● **Task goal**
Each entry below is to be given again word for word, with no pictures.

● **Data entries**
● ● ● ● ●

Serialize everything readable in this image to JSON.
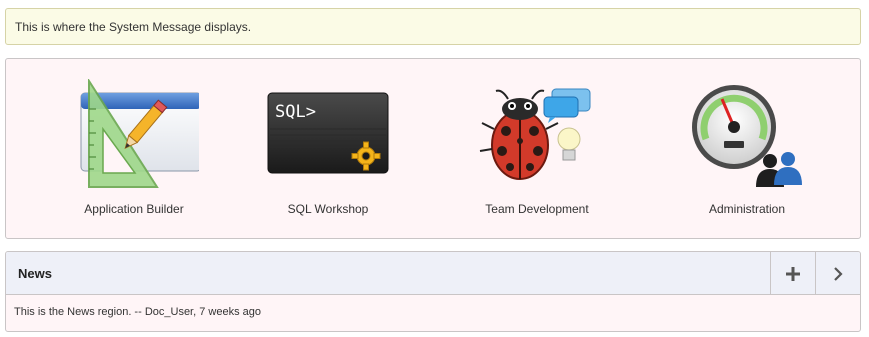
{
  "system_message": "This is where the System Message displays.",
  "apps": [
    {
      "label": "Application Builder",
      "icon": "application-builder-icon"
    },
    {
      "label": "SQL Workshop",
      "icon": "sql-workshop-icon",
      "icon_text": "SQL>"
    },
    {
      "label": "Team Development",
      "icon": "team-development-icon"
    },
    {
      "label": "Administration",
      "icon": "administration-icon"
    }
  ],
  "news": {
    "title": "News",
    "add_icon": "plus-icon",
    "next_icon": "chevron-right-icon",
    "body": "This is the News region. -- Doc_User, 7 weeks ago"
  },
  "colors": {
    "system_message_bg": "#fbfbe6",
    "region_bg": "#fff5f7",
    "news_header_bg": "#eef0f8"
  }
}
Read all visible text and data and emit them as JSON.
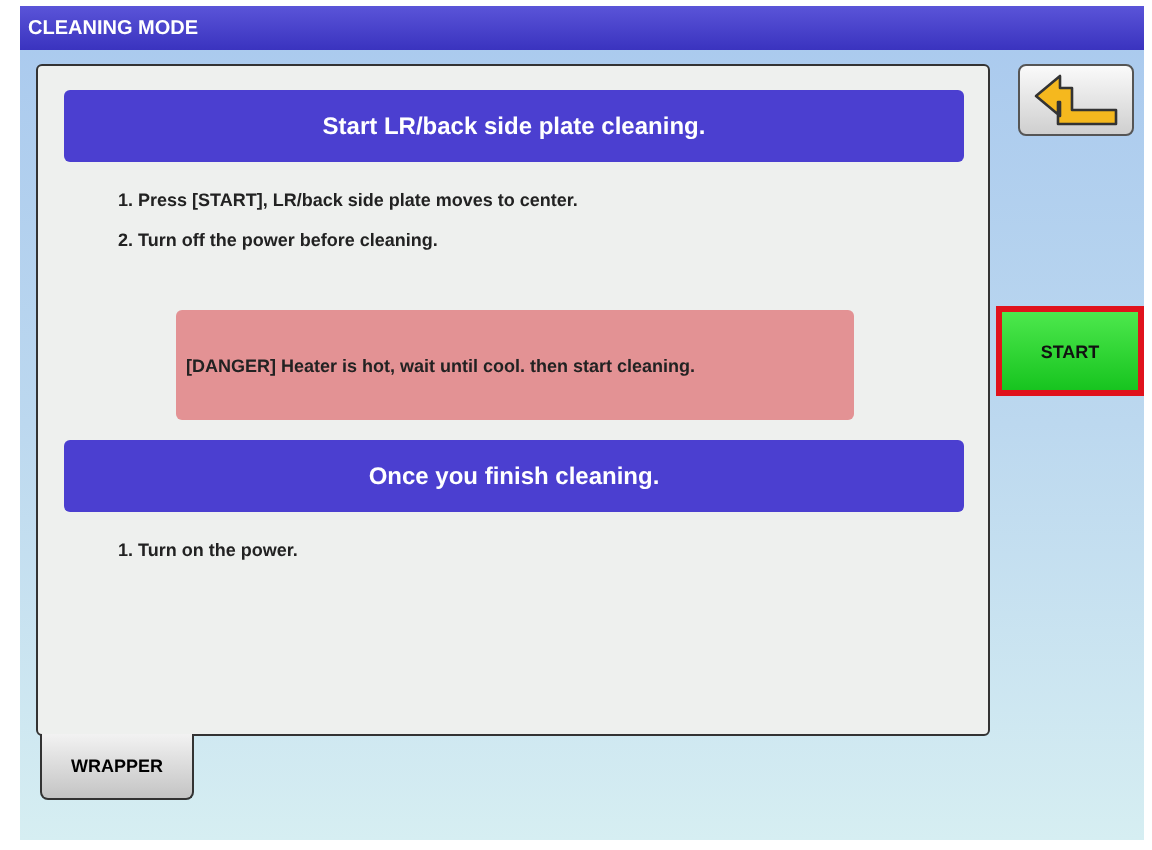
{
  "window": {
    "title": "CLEANING MODE"
  },
  "sections": [
    {
      "heading": "Start LR/back side plate cleaning.",
      "steps": [
        "1. Press [START], LR/back side plate moves to center.",
        "2. Turn off the power before cleaning."
      ],
      "warning": "[DANGER] Heater is hot, wait until cool. then start cleaning."
    },
    {
      "heading": "Once you finish cleaning.",
      "steps": [
        "1. Turn on the power."
      ]
    }
  ],
  "tabs": [
    {
      "label": "WRAPPER",
      "selected": true
    }
  ],
  "start_button": {
    "label": "START",
    "highlighted": true
  }
}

● ● ● ● ●

● **Solution to this problem**
Serialize everything readable in this image to JSON.
{
  "system_message": "This is where the System Message displays.",
  "apps": [
    {
      "label": "Application Builder",
      "icon": "application-builder-icon"
    },
    {
      "label": "SQL Workshop",
      "icon": "sql-workshop-icon",
      "icon_text": "SQL>"
    },
    {
      "label": "Team Development",
      "icon": "team-development-icon"
    },
    {
      "label": "Administration",
      "icon": "administration-icon"
    }
  ],
  "news": {
    "title": "News",
    "add_icon": "plus-icon",
    "next_icon": "chevron-right-icon",
    "body": "This is the News region. -- Doc_User, 7 weeks ago"
  },
  "colors": {
    "system_message_bg": "#fbfbe6",
    "region_bg": "#fff5f7",
    "news_header_bg": "#eef0f8"
  }
}
Read all visible text and data and emit them as JSON.
{
  "window": {
    "title": "CLEANING MODE"
  },
  "sections": [
    {
      "heading": "Start LR/back side plate cleaning.",
      "steps": [
        "1. Press [START], LR/back side plate moves to center.",
        "2. Turn off the power before cleaning."
      ],
      "warning": "[DANGER] Heater is hot, wait until cool. then start cleaning."
    },
    {
      "heading": "Once you finish cleaning.",
      "steps": [
        "1. Turn on the power."
      ]
    }
  ],
  "tabs": [
    {
      "label": "WRAPPER",
      "selected": true
    }
  ],
  "start_button": {
    "label": "START",
    "highlighted": true
  }
}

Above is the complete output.